[Items from a dataset]
* start *

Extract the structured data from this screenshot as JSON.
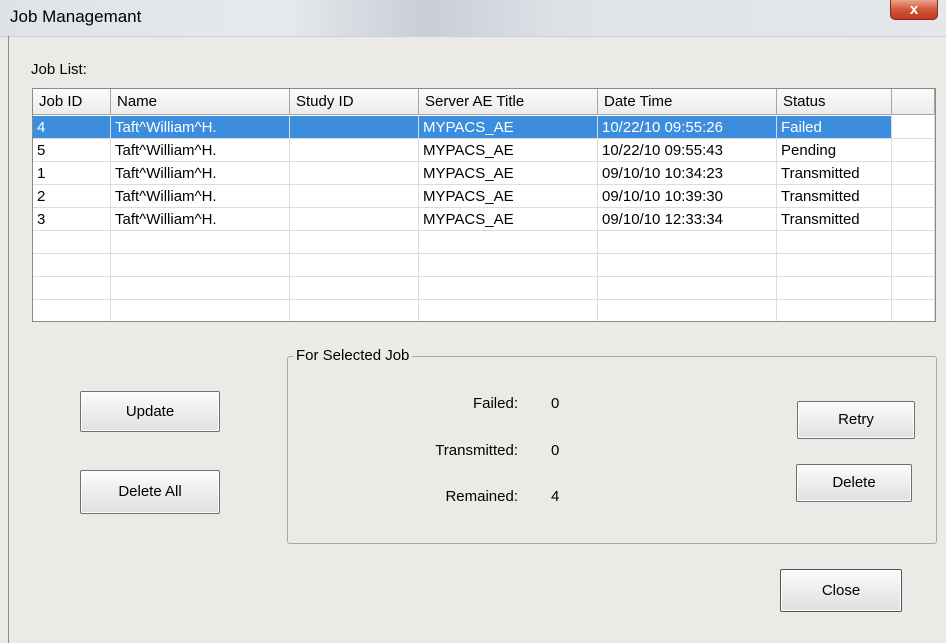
{
  "window": {
    "title": "Job Managemant",
    "close_glyph": "x"
  },
  "job_list": {
    "label": "Job List:",
    "columns": [
      "Job ID",
      "Name",
      "Study ID",
      "Server AE Title",
      "Date Time",
      "Status"
    ],
    "rows": [
      {
        "job_id": "4",
        "name": "Taft^William^H.",
        "study_id": "",
        "server_ae_title": "MYPACS_AE",
        "date_time": "10/22/10 09:55:26",
        "status": "Failed",
        "selected": true
      },
      {
        "job_id": "5",
        "name": "Taft^William^H.",
        "study_id": "",
        "server_ae_title": "MYPACS_AE",
        "date_time": "10/22/10 09:55:43",
        "status": "Pending",
        "selected": false
      },
      {
        "job_id": "1",
        "name": "Taft^William^H.",
        "study_id": "",
        "server_ae_title": "MYPACS_AE",
        "date_time": "09/10/10 10:34:23",
        "status": "Transmitted",
        "selected": false
      },
      {
        "job_id": "2",
        "name": "Taft^William^H.",
        "study_id": "",
        "server_ae_title": "MYPACS_AE",
        "date_time": "09/10/10 10:39:30",
        "status": "Transmitted",
        "selected": false
      },
      {
        "job_id": "3",
        "name": "Taft^William^H.",
        "study_id": "",
        "server_ae_title": "MYPACS_AE",
        "date_time": "09/10/10 12:33:34",
        "status": "Transmitted",
        "selected": false
      }
    ]
  },
  "buttons": {
    "update": "Update",
    "delete_all": "Delete All",
    "retry": "Retry",
    "delete": "Delete",
    "close": "Close"
  },
  "selected_job": {
    "legend": "For Selected Job",
    "failed_label": "Failed:",
    "failed_value": "0",
    "transmitted_label": "Transmitted:",
    "transmitted_value": "0",
    "remained_label": "Remained:",
    "remained_value": "4"
  },
  "colors": {
    "selection": "#3c8ddd",
    "dialog_background": "#ebeae6"
  }
}
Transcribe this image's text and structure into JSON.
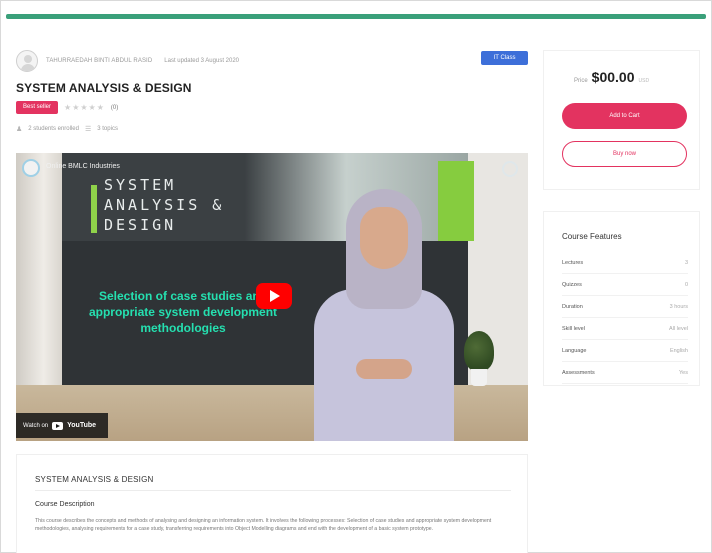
{
  "header": {
    "author": "TAHURRAEDAH BINTI ABDUL RASID",
    "updated": "Last updated 3 August 2020",
    "category": "IT Class"
  },
  "course": {
    "title": "SYSTEM ANALYSIS & DESIGN",
    "badge": "Best seller",
    "stars": "★★★★★",
    "rating_count": "(0)",
    "students": "2 students enrolled",
    "lessons": "3 topics"
  },
  "video": {
    "channel": "Online BMLC Industries",
    "slide_title_lines": [
      "SYSTEM",
      "ANALYSIS &",
      "DESIGN"
    ],
    "slide_subtitle": "Selection of case studies and appropriate system development methodologies",
    "watch_on": "Watch on",
    "youtube": "YouTube"
  },
  "description": {
    "title": "SYSTEM ANALYSIS & DESIGN",
    "heading": "Course Description",
    "body": "This course describes the concepts and methods of analysing and designing an information system. It involves the following processes: Selection of case studies and appropriate system development methodologies, analysing requirements for a case study, transferring requirements into Object Modelling diagrams and end with the development of a basic system prototype."
  },
  "sidebar": {
    "price_label": "Price",
    "price": "$00.00",
    "price_suffix": "USD",
    "add_to_cart": "Add to Cart",
    "buy_now": "Buy now",
    "features_title": "Course Features",
    "features": [
      {
        "label": "Lectures",
        "value": "3"
      },
      {
        "label": "Quizzes",
        "value": "0"
      },
      {
        "label": "Duration",
        "value": "3 hours"
      },
      {
        "label": "Skill level",
        "value": "All level"
      },
      {
        "label": "Language",
        "value": "English"
      },
      {
        "label": "Assessments",
        "value": "Yes"
      }
    ]
  },
  "colors": {
    "accent": "#e33360",
    "category": "#3d6fd9",
    "topbar": "#3aa07a",
    "slide_text": "#25e0b0"
  }
}
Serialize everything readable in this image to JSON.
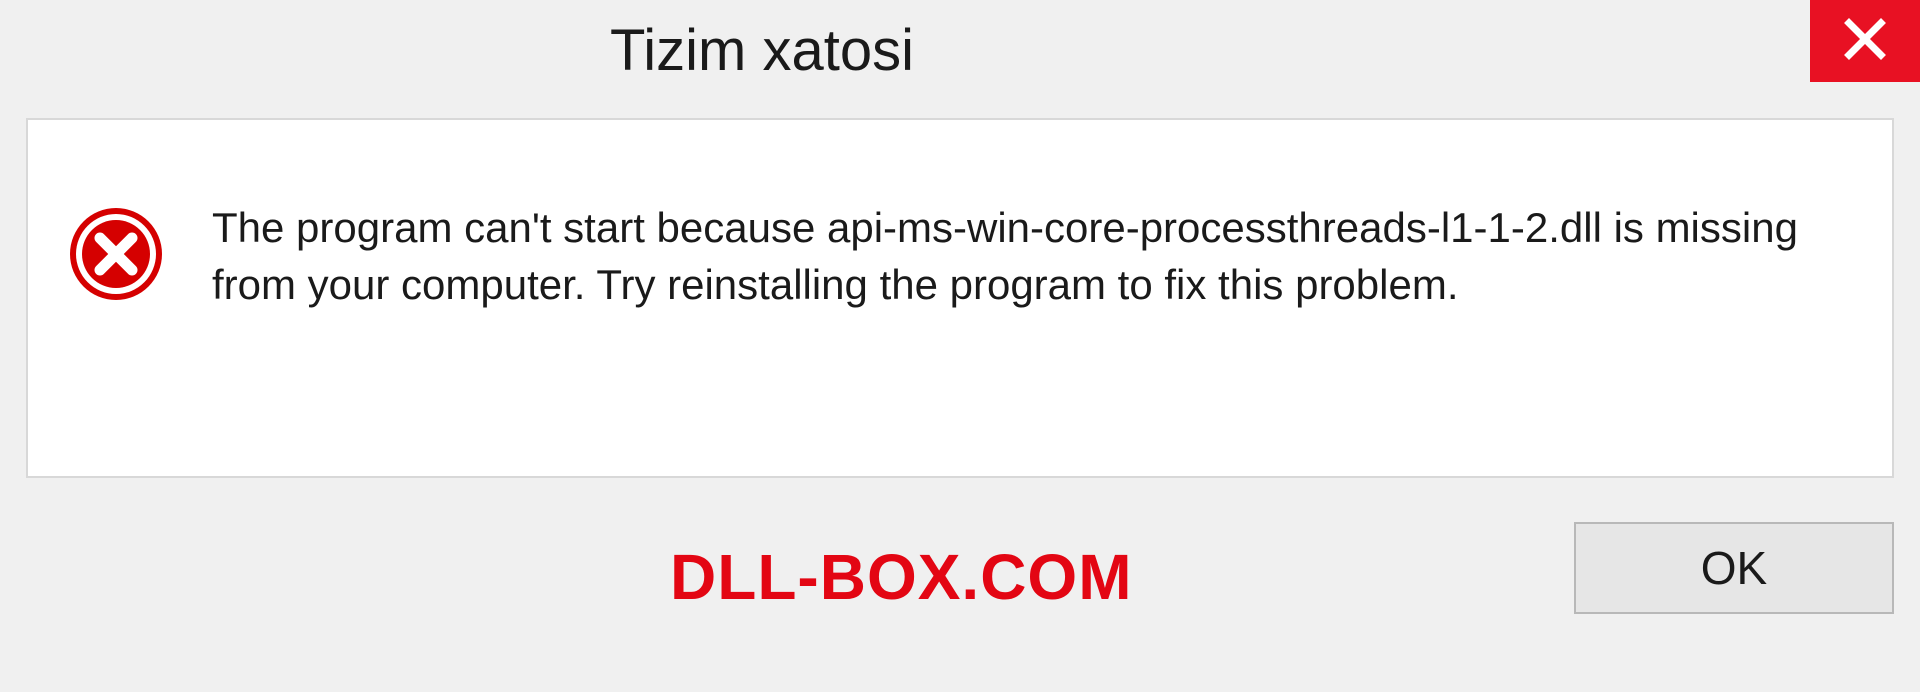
{
  "dialog": {
    "title": "Tizim xatosi",
    "message": "The program can't start because api-ms-win-core-processthreads-l1-1-2.dll is missing from your computer. Try reinstalling the program to fix this problem.",
    "ok_label": "OK"
  },
  "watermark": "DLL-BOX.COM",
  "colors": {
    "close_red": "#e81123",
    "error_red": "#d50000",
    "watermark_red": "#e30613"
  }
}
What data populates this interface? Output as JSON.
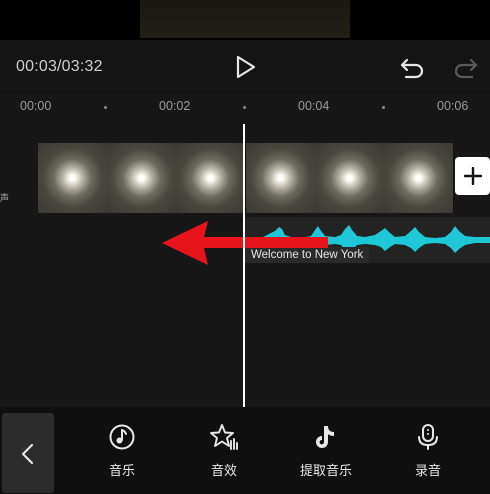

* end *

● **INSTRUCTIONS TO FOLLOW**
Each line containing "JSON" counts once; state the total number of such lines and nothing else.

● **RESPONSE FOR THIS EXERCISE**
4